O movimento do governo do presidente Luiz Inácio Lula da Silva (PT) de instituir uma cobrança adicional da Contribuição Social sobre o Lucro Líquido (CSLL) para multinacionais sediadas no Brasil preocupa a classe empresarial e parlamentares ligados ao mundo dos negócios.

A Medida Provisória (MPV) 1262/2024, editada em outubro, ainda não começou a tramitar efetivamente no Congresso Nacional. O texto busca enquadrar o Brasil às chamadas Regras Globais Contra a Erosão da Base Tributária (Regras GloBE), parte do “Pilar 2 da Organização para a Cooperação e Desenvolvimento Econômico (OCDE), pactuadas por 140 países, a serem aplicadas sobre grupos multinacionais com receitas anuais superiores a 750 milhões de euros.

A ideia do governo é estabelecer a tributação mínima efetiva de 15% no processo de adaptação da legislação às regras internacionais, em meio aos esforços para fazer frente ao alegado “planejamento tributário agressivo das multinacionais”, assegurando a cobrança de impostos sobre os respectivos lucros em todas as jurisdições de atuação.
+ + + + +
● **Tarefa 1**: Localize nas linhas de dados cada uma que contenha a palavra "none" e copie-a integralmente, levando em conta a diferença entre maiúsculas e minúsculas.
O trecho sobre a tributação de multinacionais e as linhas de dados têm origens distintas.

● **Listagens de itens de layout com caixas delimitadoras**:
+ + + + +
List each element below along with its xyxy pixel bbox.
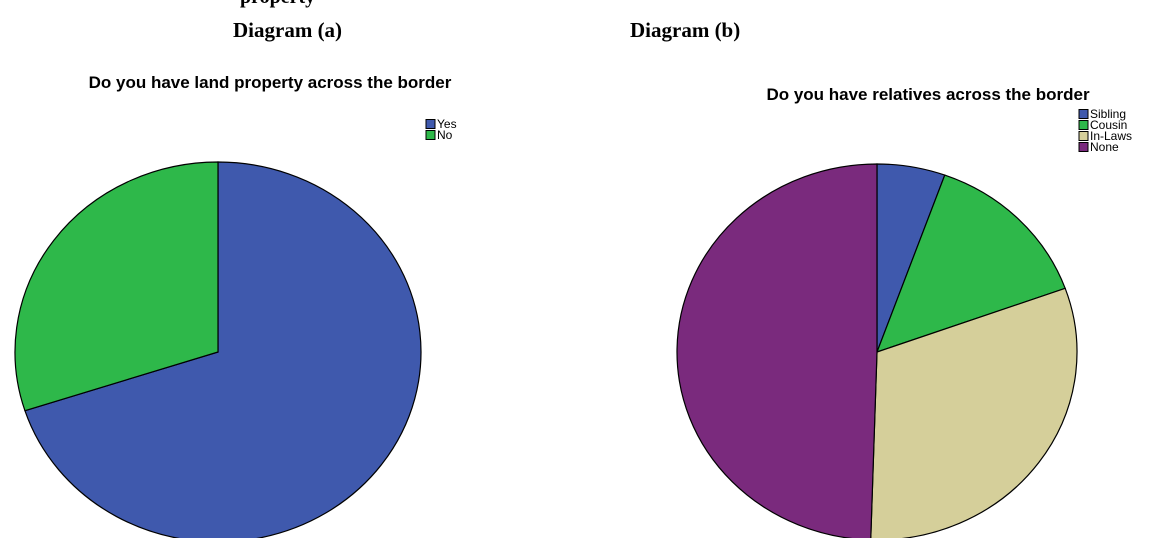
legend-label-sibling: Sibling <box>1090 107 1126 121</box>
legend-label-in-laws: In-Laws <box>1090 129 1132 143</box>
chart-title: Do you have land property across the bor… <box>89 73 452 92</box>
legend-swatch-sibling <box>1078 109 1089 119</box>
legend-label-yes: Yes <box>437 117 457 131</box>
pie-slice-in-laws <box>870 287 1078 538</box>
pie-slice-no <box>14 161 219 412</box>
legend-swatch-cousin <box>1078 120 1089 130</box>
legend-label-no: No <box>437 128 453 142</box>
legend-swatch-no <box>425 130 436 140</box>
legend-swatch-none <box>1078 142 1089 152</box>
diagram-b-heading: Diagram (b) <box>630 18 741 42</box>
pie-slice-cousin <box>875 174 1066 353</box>
diagram-a-heading: Diagram (a) <box>233 18 343 42</box>
pie-chart-b: Do you have relatives across the borderS… <box>676 85 1132 538</box>
top-caption-fragment: property <box>0 0 560 22</box>
legend-swatch-yes <box>425 119 436 129</box>
pie-slice-yes <box>24 161 422 538</box>
chart-title: Do you have relatives across the border <box>766 85 1090 104</box>
legend-swatch-in-laws <box>1078 131 1089 141</box>
pie-slice-none <box>676 163 878 538</box>
pie-chart-a: Do you have land property across the bor… <box>14 73 457 538</box>
legend-label-cousin: Cousin <box>1090 118 1127 132</box>
legend-label-none: None <box>1090 140 1119 154</box>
+ + + + +
● **Tarefa 2**: Segundo o trecho sobre a tributação de multinacionais, com que finalidade o governo pretende estabelecer a tributação mínima efetiva de 15%?

● **Resposta esperada 1**:
legend-swatch-none <box>1078 142 1089 152</box>
pie-slice-none <box>676 163 878 538</box>
legend-label-none: None <box>1090 140 1119 154</box>

● **Resposta esperada 2**: O governo pretende adaptar a legislação brasileira às regras internacionais e enfrentar o alegado "planejamento tributário agressivo das multinacionais". Com isso, busca assegurar a cobrança de impostos sobre os lucros dessas empresas em todas as jurisdições em que atuam.